* WHAT THE TASK ASKS *
Drop every picture and give the entries back exactly.
** BEGIN EXTRACTED RECORDS **
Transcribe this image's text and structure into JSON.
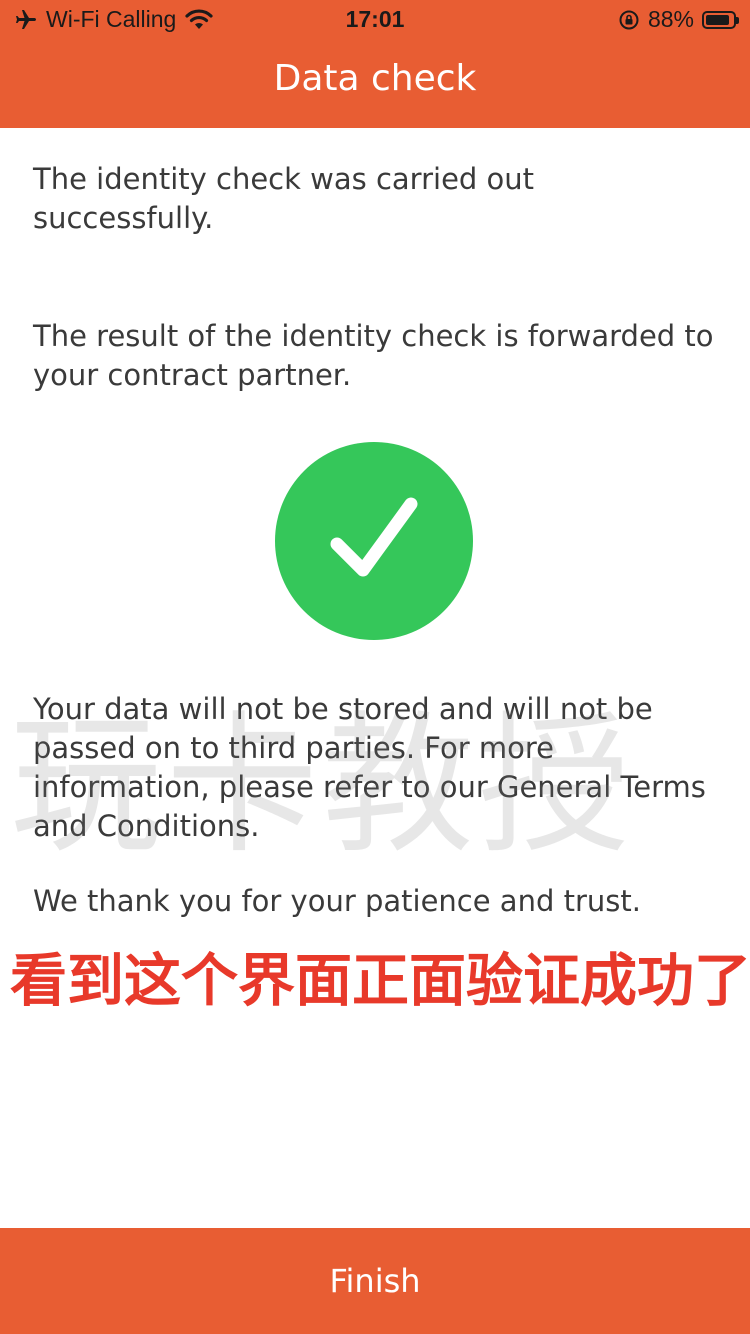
{
  "status_bar": {
    "carrier": "Wi-Fi Calling",
    "time": "17:01",
    "battery_percent_label": "88%",
    "battery_level": 0.88,
    "icons": [
      "airplane-icon",
      "wifi-icon",
      "orientation-lock-icon",
      "battery-icon"
    ]
  },
  "header": {
    "title": "Data check"
  },
  "content": {
    "success_text": "The identity check was carried out successfully.",
    "forward_text": "The result of the identity check is forwarded to your contract partner.",
    "privacy_text": "Your data will not be stored and will not be passed on to third parties. For more information, please refer to our General Terms and Conditions.",
    "thanks_text": "We thank you for your patience and trust."
  },
  "status_icon": "checkmark-icon",
  "overlay": {
    "watermark": "玩卡教授",
    "banner": "看到这个界面正面验证成功了"
  },
  "footer": {
    "finish_label": "Finish"
  },
  "colors": {
    "brand_orange": "#E85D33",
    "success_green": "#35C75A",
    "banner_red": "#E8392A",
    "text_gray": "#3a3a3a"
  }
}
** END EXTRACTED RECORDS **
* EXPECTED OUTPUT *
Transcribe this image's text and structure into JSON.
{
  "status_bar": {
    "carrier": "Wi-Fi Calling",
    "time": "17:01",
    "battery_percent_label": "88%",
    "battery_level": 0.88,
    "icons": [
      "airplane-icon",
      "wifi-icon",
      "orientation-lock-icon",
      "battery-icon"
    ]
  },
  "header": {
    "title": "Data check"
  },
  "content": {
    "success_text": "The identity check was carried out successfully.",
    "forward_text": "The result of the identity check is forwarded to your contract partner.",
    "privacy_text": "Your data will not be stored and will not be passed on to third parties. For more information, please refer to our General Terms and Conditions.",
    "thanks_text": "We thank you for your patience and trust."
  },
  "status_icon": "checkmark-icon",
  "overlay": {
    "watermark": "玩卡教授",
    "banner": "看到这个界面正面验证成功了"
  },
  "footer": {
    "finish_label": "Finish"
  },
  "colors": {
    "brand_orange": "#E85D33",
    "success_green": "#35C75A",
    "banner_red": "#E8392A",
    "text_gray": "#3a3a3a"
  }
}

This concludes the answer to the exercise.